▸ Prompt:
Transcribe every line of the records verbatim.
________________
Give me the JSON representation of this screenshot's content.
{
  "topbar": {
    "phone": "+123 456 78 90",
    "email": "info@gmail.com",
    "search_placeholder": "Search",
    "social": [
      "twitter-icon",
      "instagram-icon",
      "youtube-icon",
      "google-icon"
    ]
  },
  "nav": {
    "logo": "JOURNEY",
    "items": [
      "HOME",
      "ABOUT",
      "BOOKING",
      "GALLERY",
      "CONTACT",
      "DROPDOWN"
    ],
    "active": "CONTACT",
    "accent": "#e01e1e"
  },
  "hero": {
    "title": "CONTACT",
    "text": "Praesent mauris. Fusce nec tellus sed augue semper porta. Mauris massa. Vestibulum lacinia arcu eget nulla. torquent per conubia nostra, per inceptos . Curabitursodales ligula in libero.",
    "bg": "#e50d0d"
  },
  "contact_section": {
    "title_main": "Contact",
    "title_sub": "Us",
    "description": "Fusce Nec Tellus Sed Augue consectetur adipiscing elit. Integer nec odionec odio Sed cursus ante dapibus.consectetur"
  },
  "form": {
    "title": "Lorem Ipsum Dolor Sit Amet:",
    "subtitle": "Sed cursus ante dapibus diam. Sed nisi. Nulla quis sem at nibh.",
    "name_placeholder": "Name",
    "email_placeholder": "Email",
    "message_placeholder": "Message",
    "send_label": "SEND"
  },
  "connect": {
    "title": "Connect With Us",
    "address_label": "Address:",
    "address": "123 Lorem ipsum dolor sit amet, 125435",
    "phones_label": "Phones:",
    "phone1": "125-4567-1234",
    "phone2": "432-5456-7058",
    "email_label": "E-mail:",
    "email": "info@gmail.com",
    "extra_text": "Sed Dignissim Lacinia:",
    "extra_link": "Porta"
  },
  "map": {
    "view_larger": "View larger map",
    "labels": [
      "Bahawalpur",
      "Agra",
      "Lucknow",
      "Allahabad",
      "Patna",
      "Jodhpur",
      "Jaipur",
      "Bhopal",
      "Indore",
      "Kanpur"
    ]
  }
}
________________
▸ Correct response:
Give me the JSON representation of this screenshot's content.
{
  "topbar": {
    "phone": "+123 456 78 90",
    "email": "info@gmail.com",
    "search_placeholder": "Search",
    "social": [
      "twitter-icon",
      "instagram-icon",
      "youtube-icon",
      "google-icon"
    ]
  },
  "nav": {
    "logo": "JOURNEY",
    "items": [
      "HOME",
      "ABOUT",
      "BOOKING",
      "GALLERY",
      "CONTACT",
      "DROPDOWN"
    ],
    "active": "CONTACT",
    "accent": "#e01e1e"
  },
  "hero": {
    "title": "CONTACT",
    "text": "Praesent mauris. Fusce nec tellus sed augue semper porta. Mauris massa. Vestibulum lacinia arcu eget nulla. torquent per conubia nostra, per inceptos . Curabitursodales ligula in libero.",
    "bg": "#e50d0d"
  },
  "contact_section": {
    "title_main": "Contact",
    "title_sub": "Us",
    "description": "Fusce Nec Tellus Sed Augue consectetur adipiscing elit. Integer nec odionec odio Sed cursus ante dapibus.consectetur"
  },
  "form": {
    "title": "Lorem Ipsum Dolor Sit Amet:",
    "subtitle": "Sed cursus ante dapibus diam. Sed nisi. Nulla quis sem at nibh.",
    "name_placeholder": "Name",
    "email_placeholder": "Email",
    "message_placeholder": "Message",
    "send_label": "SEND"
  },
  "connect": {
    "title": "Connect With Us",
    "address_label": "Address:",
    "address": "123 Lorem ipsum dolor sit amet, 125435",
    "phones_label": "Phones:",
    "phone1": "125-4567-1234",
    "phone2": "432-5456-7058",
    "email_label": "E-mail:",
    "email": "info@gmail.com",
    "extra_text": "Sed Dignissim Lacinia:",
    "extra_link": "Porta"
  },
  "map": {
    "view_larger": "View larger map",
    "labels": [
      "Bahawalpur",
      "Agra",
      "Lucknow",
      "Allahabad",
      "Patna",
      "Jodhpur",
      "Jaipur",
      "Bhopal",
      "Indore",
      "Kanpur"
    ]
  }
}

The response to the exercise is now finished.